Dichelus timidus

Scientific classification
- Kingdom: Animalia
- Phylum: Arthropoda
- Class: Insecta
- Order: Coleoptera
- Suborder: Polyphaga
- Infraorder: Scarabaeiformia
- Family: Scarabaeidae
- Genus: Dichelus
- Species: D. timidus
- Binomial name: Dichelus timidus (Burmeister, 1844)
- Synonyms: Ischnochelus timidus Burmeister, 1844;

= Dichelus timidus =

- Genus: Dichelus
- Species: timidus
- Authority: (Burmeister, 1844)
- Synonyms: Ischnochelus timidus Burmeister, 1844

Species of beetle

Dichelus timidus is a species of beetle of the family Scarabaeidae. It is found in South Africa (Northern Cape).

__Work order 1__:
Answer these questions about the beetle species text:
(a) Which family does the species belong to?
(b) Where is it found?
(c) What synonym is listed for it?
__Work order 2__: Rewrite the paragraph beginning "Dichelus timidus is a species of beetle" from the beetle species text as a short list.
__Work order 3__: Resume the text on the beetle Dichelus timidus after its last sentence.

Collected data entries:
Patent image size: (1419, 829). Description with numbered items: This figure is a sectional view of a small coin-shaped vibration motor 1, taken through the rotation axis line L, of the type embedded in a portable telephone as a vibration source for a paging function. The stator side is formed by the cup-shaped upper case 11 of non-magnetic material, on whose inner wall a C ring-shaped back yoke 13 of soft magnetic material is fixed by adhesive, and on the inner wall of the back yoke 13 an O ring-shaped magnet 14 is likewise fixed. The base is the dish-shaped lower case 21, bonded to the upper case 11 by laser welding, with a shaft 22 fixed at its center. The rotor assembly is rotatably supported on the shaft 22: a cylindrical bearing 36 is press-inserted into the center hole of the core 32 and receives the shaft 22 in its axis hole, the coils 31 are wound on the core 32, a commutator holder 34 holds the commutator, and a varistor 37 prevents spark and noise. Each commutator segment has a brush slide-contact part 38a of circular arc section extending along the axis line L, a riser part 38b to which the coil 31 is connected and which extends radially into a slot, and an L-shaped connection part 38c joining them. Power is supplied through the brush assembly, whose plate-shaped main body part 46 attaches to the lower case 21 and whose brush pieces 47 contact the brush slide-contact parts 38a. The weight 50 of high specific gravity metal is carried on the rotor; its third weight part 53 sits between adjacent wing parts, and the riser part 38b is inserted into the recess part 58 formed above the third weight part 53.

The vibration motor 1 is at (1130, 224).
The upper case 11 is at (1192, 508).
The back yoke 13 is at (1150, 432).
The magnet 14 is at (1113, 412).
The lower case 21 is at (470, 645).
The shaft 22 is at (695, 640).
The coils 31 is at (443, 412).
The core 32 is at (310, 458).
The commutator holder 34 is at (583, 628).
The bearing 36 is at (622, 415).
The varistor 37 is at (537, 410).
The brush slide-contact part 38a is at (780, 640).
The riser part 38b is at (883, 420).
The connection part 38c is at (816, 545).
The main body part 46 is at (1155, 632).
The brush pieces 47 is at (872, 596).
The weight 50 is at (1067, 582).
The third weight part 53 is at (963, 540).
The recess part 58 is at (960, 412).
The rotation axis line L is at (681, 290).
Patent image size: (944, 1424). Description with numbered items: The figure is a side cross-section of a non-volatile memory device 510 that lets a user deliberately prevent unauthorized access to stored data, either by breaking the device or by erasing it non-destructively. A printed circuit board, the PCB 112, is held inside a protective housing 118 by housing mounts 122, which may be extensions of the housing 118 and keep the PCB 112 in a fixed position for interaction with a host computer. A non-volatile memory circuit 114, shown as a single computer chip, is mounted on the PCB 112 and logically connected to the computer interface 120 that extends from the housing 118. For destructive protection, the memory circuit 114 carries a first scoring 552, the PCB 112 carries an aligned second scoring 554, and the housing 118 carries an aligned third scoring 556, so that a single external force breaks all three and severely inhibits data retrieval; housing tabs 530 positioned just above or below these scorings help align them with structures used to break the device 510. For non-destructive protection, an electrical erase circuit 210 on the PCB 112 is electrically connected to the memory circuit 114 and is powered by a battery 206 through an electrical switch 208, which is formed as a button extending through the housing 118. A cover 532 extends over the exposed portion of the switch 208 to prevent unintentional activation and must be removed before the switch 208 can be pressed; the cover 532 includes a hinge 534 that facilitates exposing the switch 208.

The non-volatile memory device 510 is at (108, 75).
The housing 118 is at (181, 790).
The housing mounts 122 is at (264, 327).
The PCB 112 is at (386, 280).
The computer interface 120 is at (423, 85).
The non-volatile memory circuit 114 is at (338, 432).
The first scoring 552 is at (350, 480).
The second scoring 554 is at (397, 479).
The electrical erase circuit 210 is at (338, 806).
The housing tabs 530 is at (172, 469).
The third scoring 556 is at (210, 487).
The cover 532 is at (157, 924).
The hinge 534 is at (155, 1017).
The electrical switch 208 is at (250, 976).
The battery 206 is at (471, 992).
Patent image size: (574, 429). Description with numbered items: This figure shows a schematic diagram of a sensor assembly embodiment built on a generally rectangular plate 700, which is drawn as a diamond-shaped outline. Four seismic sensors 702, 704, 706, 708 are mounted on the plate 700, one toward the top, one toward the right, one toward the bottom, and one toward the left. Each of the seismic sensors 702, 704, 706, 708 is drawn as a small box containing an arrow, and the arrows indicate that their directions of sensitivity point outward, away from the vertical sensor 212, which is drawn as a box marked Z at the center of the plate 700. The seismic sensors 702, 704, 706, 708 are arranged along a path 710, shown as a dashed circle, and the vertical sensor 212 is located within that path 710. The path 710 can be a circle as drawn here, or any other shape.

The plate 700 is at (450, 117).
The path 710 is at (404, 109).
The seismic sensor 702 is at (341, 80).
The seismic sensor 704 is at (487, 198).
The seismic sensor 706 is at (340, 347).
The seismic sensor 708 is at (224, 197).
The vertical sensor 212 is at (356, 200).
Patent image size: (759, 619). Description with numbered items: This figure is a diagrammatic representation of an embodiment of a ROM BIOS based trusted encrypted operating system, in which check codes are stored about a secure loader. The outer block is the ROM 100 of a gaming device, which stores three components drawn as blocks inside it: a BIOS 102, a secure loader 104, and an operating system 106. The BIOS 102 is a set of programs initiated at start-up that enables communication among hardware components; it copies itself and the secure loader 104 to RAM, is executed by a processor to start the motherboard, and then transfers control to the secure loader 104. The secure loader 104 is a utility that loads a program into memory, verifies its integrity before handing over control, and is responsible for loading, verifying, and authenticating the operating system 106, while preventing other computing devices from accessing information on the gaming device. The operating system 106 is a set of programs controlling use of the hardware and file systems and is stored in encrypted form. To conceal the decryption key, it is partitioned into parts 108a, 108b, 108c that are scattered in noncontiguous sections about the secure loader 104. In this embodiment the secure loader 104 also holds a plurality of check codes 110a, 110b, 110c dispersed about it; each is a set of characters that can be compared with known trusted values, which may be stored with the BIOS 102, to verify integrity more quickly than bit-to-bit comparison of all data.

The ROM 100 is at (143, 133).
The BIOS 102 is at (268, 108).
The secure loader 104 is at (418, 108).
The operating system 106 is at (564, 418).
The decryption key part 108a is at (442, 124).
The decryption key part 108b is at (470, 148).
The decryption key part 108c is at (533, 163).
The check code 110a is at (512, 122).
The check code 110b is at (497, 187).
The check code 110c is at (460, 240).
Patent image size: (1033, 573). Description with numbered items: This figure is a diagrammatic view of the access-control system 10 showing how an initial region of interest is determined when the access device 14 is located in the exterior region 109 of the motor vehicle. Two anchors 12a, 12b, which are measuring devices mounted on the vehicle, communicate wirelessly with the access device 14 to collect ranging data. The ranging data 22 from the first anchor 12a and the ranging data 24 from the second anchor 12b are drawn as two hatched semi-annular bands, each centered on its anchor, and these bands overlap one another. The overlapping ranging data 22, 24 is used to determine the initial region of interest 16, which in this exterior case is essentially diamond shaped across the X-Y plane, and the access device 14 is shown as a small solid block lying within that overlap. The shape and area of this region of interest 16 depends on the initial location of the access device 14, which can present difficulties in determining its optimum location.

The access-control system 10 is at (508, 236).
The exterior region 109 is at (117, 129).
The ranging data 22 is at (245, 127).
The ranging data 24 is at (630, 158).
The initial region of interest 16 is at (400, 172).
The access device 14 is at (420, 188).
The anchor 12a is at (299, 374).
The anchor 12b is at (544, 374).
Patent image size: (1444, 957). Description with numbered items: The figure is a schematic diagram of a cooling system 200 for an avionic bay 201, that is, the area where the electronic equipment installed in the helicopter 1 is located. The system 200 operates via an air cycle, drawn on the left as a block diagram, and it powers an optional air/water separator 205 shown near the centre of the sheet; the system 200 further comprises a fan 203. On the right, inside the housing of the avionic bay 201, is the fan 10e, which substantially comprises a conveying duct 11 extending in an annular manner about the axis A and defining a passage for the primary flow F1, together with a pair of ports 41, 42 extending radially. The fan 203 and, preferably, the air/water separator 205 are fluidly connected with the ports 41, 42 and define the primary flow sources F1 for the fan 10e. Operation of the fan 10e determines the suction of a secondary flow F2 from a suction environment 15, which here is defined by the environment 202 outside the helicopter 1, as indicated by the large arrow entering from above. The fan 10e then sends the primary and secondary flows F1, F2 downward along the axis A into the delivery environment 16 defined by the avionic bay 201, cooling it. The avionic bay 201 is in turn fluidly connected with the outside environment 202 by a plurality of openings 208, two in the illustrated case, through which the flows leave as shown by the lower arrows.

__Answer area 1__:
(a) Scarabaeidae
(b) South Africa (Northern Cape)
(c) Ischnochelus timidus Burmeister, 1844

__Answer area 2__:
- Dichelus timidus: a beetle species
- Family: Scarabaeidae
- Found in: South Africa (Northern Cape)

__Answer area 3__:
== Description ==
Adults reach a length of about 4-4.5 mm. Males are black, with the elytra light testaceous, but somewhat infuscate in the anterior part. The legs are rufescent. The head is very briefly pubescent, and very rugose. The pronotum is very closely scabroso-punctate almost all over, and very briefly pubescent, but having along the base and also the outer margin a narrow band of slightly flavescent, appressed, sub-squamose hairs, and a few similar ones in the posterior part of the deep, median sulcus. The scutellum is densely scaly. The elytra have a broad band of somewhat closely set, ovate, flavescent scales along the suture, which is continued round the apical part, and ascends along the outer margins to the humeral part, the space between this sutural and outer marginal band is filled with somewhat remote but similar scales which do not, however, form bands. Female are similar to males, but the elytra are a little less infuscate behind, and the scales are replaced by squamiform hairs.